■ TO DO: Extract all of the entries and give them again, word for word.

■ GIVEN RECORDS:
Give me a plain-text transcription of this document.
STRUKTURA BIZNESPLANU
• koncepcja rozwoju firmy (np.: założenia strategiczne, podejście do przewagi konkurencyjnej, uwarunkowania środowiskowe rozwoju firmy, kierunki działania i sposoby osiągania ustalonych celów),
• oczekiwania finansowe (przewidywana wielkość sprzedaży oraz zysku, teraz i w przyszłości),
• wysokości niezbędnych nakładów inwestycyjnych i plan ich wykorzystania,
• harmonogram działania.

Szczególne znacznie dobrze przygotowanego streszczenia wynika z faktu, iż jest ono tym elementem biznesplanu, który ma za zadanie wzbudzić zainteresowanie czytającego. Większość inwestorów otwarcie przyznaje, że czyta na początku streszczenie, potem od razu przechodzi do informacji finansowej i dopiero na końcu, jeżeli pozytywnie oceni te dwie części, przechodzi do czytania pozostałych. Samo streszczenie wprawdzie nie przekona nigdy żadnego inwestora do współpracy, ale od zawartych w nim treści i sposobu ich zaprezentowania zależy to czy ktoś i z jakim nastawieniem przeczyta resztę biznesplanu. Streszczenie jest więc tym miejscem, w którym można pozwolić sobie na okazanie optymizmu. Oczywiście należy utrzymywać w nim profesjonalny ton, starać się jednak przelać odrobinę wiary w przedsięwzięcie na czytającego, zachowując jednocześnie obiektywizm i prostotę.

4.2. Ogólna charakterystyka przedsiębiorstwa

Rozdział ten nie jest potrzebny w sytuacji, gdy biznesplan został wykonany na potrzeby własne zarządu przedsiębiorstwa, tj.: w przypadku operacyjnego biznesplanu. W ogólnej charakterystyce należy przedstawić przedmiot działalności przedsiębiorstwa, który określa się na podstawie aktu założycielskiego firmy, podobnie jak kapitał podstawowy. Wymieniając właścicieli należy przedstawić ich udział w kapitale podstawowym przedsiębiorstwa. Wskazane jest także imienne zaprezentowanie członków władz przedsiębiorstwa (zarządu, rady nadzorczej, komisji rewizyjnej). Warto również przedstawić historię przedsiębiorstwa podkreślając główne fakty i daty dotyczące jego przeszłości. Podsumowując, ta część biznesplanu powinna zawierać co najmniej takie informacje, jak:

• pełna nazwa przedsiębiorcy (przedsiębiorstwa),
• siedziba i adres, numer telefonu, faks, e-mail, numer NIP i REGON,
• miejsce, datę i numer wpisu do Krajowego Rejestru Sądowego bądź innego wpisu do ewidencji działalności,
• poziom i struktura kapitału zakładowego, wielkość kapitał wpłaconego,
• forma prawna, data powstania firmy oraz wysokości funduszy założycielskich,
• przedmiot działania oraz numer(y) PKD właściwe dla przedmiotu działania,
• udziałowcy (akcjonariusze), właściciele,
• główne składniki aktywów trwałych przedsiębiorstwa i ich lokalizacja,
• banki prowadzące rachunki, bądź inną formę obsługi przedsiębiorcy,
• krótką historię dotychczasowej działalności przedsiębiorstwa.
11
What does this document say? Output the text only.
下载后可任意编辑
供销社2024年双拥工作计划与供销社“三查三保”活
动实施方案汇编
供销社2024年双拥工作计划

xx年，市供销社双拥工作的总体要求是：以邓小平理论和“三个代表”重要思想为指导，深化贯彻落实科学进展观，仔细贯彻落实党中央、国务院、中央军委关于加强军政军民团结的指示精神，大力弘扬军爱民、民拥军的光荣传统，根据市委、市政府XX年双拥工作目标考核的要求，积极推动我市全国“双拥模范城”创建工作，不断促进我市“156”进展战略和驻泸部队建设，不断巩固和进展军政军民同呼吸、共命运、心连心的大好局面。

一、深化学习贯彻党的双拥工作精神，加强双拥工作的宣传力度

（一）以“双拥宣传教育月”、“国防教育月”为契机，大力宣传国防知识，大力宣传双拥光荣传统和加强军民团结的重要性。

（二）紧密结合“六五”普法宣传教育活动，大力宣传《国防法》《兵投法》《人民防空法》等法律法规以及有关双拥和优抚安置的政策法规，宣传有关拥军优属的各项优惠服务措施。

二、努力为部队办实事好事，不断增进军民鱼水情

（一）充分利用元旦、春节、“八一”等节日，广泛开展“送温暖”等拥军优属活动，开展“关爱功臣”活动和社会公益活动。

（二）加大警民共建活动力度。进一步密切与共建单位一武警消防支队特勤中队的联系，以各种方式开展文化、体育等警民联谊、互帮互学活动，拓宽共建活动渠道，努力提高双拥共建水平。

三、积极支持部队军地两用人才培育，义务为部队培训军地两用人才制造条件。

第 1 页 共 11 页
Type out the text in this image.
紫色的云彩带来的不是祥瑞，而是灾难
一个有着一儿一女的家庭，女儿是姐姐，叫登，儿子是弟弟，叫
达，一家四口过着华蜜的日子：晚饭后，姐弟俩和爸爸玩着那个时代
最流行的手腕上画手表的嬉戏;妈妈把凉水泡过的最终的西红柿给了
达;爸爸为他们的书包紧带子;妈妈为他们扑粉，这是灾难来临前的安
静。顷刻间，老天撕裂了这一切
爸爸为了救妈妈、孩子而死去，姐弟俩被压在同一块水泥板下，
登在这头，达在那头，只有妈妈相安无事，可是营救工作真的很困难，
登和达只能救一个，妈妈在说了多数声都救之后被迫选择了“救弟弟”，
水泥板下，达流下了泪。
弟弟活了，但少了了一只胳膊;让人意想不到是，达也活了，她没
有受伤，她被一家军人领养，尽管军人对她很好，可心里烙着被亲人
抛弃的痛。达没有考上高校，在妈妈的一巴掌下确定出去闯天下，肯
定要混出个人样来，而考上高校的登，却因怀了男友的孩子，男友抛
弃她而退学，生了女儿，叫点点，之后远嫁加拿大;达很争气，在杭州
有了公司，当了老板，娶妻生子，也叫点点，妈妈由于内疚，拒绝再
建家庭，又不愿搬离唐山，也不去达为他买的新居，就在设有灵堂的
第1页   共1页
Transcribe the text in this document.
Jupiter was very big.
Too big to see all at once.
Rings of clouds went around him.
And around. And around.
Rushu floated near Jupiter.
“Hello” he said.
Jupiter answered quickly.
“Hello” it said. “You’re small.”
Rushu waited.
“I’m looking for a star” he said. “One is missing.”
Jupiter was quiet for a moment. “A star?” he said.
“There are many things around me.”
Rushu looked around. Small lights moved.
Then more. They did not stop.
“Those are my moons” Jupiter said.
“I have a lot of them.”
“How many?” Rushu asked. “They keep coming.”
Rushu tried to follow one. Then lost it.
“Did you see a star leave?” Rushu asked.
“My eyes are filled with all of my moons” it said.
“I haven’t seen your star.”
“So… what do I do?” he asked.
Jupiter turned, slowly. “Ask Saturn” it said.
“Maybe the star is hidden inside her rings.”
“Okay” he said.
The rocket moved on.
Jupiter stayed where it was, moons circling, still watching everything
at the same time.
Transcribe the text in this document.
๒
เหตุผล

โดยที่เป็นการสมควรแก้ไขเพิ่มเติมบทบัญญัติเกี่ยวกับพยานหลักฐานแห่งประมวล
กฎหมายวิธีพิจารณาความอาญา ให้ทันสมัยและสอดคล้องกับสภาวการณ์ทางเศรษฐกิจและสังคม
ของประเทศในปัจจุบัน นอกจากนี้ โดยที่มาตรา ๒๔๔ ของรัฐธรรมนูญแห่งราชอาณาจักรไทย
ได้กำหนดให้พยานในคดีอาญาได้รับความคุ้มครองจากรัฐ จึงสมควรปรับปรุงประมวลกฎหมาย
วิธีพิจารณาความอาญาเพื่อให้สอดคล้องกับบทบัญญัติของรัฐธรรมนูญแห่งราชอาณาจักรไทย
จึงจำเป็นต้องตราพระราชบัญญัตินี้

■ RESPONSE:
Give me a plain-text transcription of this document.
STRUKTURA BIZNESPLANU
• koncepcja rozwoju firmy (np.: założenia strategiczne, podejście do przewagi konkurencyjnej, uwarunkowania środowiskowe rozwoju firmy, kierunki działania i sposoby osiągania ustalonych celów),
• oczekiwania finansowe (przewidywana wielkość sprzedaży oraz zysku, teraz i w przyszłości),
• wysokości niezbędnych nakładów inwestycyjnych i plan ich wykorzystania,
• harmonogram działania.

Szczególne znacznie dobrze przygotowanego streszczenia wynika z faktu, iż jest ono tym elementem biznesplanu, który ma za zadanie wzbudzić zainteresowanie czytającego. Większość inwestorów otwarcie przyznaje, że czyta na początku streszczenie, potem od razu przechodzi do informacji finansowej i dopiero na końcu, jeżeli pozytywnie oceni te dwie części, przechodzi do czytania pozostałych. Samo streszczenie wprawdzie nie przekona nigdy żadnego inwestora do współpracy, ale od zawartych w nim treści i sposobu ich zaprezentowania zależy to czy ktoś i z jakim nastawieniem przeczyta resztę biznesplanu. Streszczenie jest więc tym miejscem, w którym można pozwolić sobie na okazanie optymizmu. Oczywiście należy utrzymywać w nim profesjonalny ton, starać się jednak przelać odrobinę wiary w przedsięwzięcie na czytającego, zachowując jednocześnie obiektywizm i prostotę.

4.2. Ogólna charakterystyka przedsiębiorstwa

Rozdział ten nie jest potrzebny w sytuacji, gdy biznesplan został wykonany na potrzeby własne zarządu przedsiębiorstwa, tj.: w przypadku operacyjnego biznesplanu. W ogólnej charakterystyce należy przedstawić przedmiot działalności przedsiębiorstwa, który określa się na podstawie aktu założycielskiego firmy, podobnie jak kapitał podstawowy. Wymieniając właścicieli należy przedstawić ich udział w kapitale podstawowym przedsiębiorstwa. Wskazane jest także imienne zaprezentowanie członków władz przedsiębiorstwa (zarządu, rady nadzorczej, komisji rewizyjnej). Warto również przedstawić historię przedsiębiorstwa podkreślając główne fakty i daty dotyczące jego przeszłości. Podsumowując, ta część biznesplanu powinna zawierać co najmniej takie informacje, jak:

• pełna nazwa przedsiębiorcy (przedsiębiorstwa),
• siedziba i adres, numer telefonu, faks, e-mail, numer NIP i REGON,
• miejsce, datę i numer wpisu do Krajowego Rejestru Sądowego bądź innego wpisu do ewidencji działalności,
• poziom i struktura kapitału zakładowego, wielkość kapitał wpłaconego,
• forma prawna, data powstania firmy oraz wysokości funduszy założycielskich,
• przedmiot działania oraz numer(y) PKD właściwe dla przedmiotu działania,
• udziałowcy (akcjonariusze), właściciele,
• główne składniki aktywów trwałych przedsiębiorstwa i ich lokalizacja,
• banki prowadzące rachunki, bądź inną formę obsługi przedsiębiorcy,
• krótką historię dotychczasowej działalności przedsiębiorstwa.
11
What does this document say? Output the text only.
下载后可任意编辑
供销社2024年双拥工作计划与供销社“三查三保”活
动实施方案汇编
供销社2024年双拥工作计划

xx年，市供销社双拥工作的总体要求是：以邓小平理论和“三个代表”重要思想为指导，深化贯彻落实科学进展观，仔细贯彻落实党中央、国务院、中央军委关于加强军政军民团结的指示精神，大力弘扬军爱民、民拥军的光荣传统，根据市委、市政府XX年双拥工作目标考核的要求，积极推动我市全国“双拥模范城”创建工作，不断促进我市“156”进展战略和驻泸部队建设，不断巩固和进展军政军民同呼吸、共命运、心连心的大好局面。

一、深化学习贯彻党的双拥工作精神，加强双拥工作的宣传力度

（一）以“双拥宣传教育月”、“国防教育月”为契机，大力宣传国防知识，大力宣传双拥光荣传统和加强军民团结的重要性。

（二）紧密结合“六五”普法宣传教育活动，大力宣传《国防法》《兵投法》《人民防空法》等法律法规以及有关双拥和优抚安置的政策法规，宣传有关拥军优属的各项优惠服务措施。

二、努力为部队办实事好事，不断增进军民鱼水情

（一）充分利用元旦、春节、“八一”等节日，广泛开展“送温暖”等拥军优属活动，开展“关爱功臣”活动和社会公益活动。

（二）加大警民共建活动力度。进一步密切与共建单位一武警消防支队特勤中队的联系，以各种方式开展文化、体育等警民联谊、互帮互学活动，拓宽共建活动渠道，努力提高双拥共建水平。

三、积极支持部队军地两用人才培育，义务为部队培训军地两用人才制造条件。

第 1 页 共 11 页
Type out the text in this image.
紫色的云彩带来的不是祥瑞，而是灾难
一个有着一儿一女的家庭，女儿是姐姐，叫登，儿子是弟弟，叫
达，一家四口过着华蜜的日子：晚饭后，姐弟俩和爸爸玩着那个时代
最流行的手腕上画手表的嬉戏;妈妈把凉水泡过的最终的西红柿给了
达;爸爸为他们的书包紧带子;妈妈为他们扑粉，这是灾难来临前的安
静。顷刻间，老天撕裂了这一切
爸爸为了救妈妈、孩子而死去，姐弟俩被压在同一块水泥板下，
登在这头，达在那头，只有妈妈相安无事，可是营救工作真的很困难，
登和达只能救一个，妈妈在说了多数声都救之后被迫选择了“救弟弟”，
水泥板下，达流下了泪。
弟弟活了，但少了了一只胳膊;让人意想不到是，达也活了，她没
有受伤，她被一家军人领养，尽管军人对她很好，可心里烙着被亲人
抛弃的痛。达没有考上高校，在妈妈的一巴掌下确定出去闯天下，肯
定要混出个人样来，而考上高校的登，却因怀了男友的孩子，男友抛
弃她而退学，生了女儿，叫点点，之后远嫁加拿大;达很争气，在杭州
有了公司，当了老板，娶妻生子，也叫点点，妈妈由于内疚，拒绝再
建家庭，又不愿搬离唐山，也不去达为他买的新居，就在设有灵堂的
第1页   共1页
Transcribe the text in this document.
Jupiter was very big.
Too big to see all at once.
Rings of clouds went around him.
And around. And around.
Rushu floated near Jupiter.
“Hello” he said.
Jupiter answered quickly.
“Hello” it said. “You’re small.”
Rushu waited.
“I’m looking for a star” he said. “One is missing.”
Jupiter was quiet for a moment. “A star?” he said.
“There are many things around me.”
Rushu looked around. Small lights moved.
Then more. They did not stop.
“Those are my moons” Jupiter said.
“I have a lot of them.”
“How many?” Rushu asked. “They keep coming.”
Rushu tried to follow one. Then lost it.
“Did you see a star leave?” Rushu asked.
“My eyes are filled with all of my moons” it said.
“I haven’t seen your star.”
“So… what do I do?” he asked.
Jupiter turned, slowly. “Ask Saturn” it said.
“Maybe the star is hidden inside her rings.”
“Okay” he said.
The rocket moved on.
Jupiter stayed where it was, moons circling, still watching everything
at the same time.
Transcribe the text in this document.
๒
เหตุผล

โดยที่เป็นการสมควรแก้ไขเพิ่มเติมบทบัญญัติเกี่ยวกับพยานหลักฐานแห่งประมวล
กฎหมายวิธีพิจารณาความอาญา ให้ทันสมัยและสอดคล้องกับสภาวการณ์ทางเศรษฐกิจและสังคม
ของประเทศในปัจจุบัน นอกจากนี้ โดยที่มาตรา ๒๔๔ ของรัฐธรรมนูญแห่งราชอาณาจักรไทย
ได้กำหนดให้พยานในคดีอาญาได้รับความคุ้มครองจากรัฐ จึงสมควรปรับปรุงประมวลกฎหมาย
วิธีพิจารณาความอาญาเพื่อให้สอดคล้องกับบทบัญญัติของรัฐธรรมนูญแห่งราชอาณาจักรไทย
จึงจำเป็นต้องตราพระราชบัญญัตินี้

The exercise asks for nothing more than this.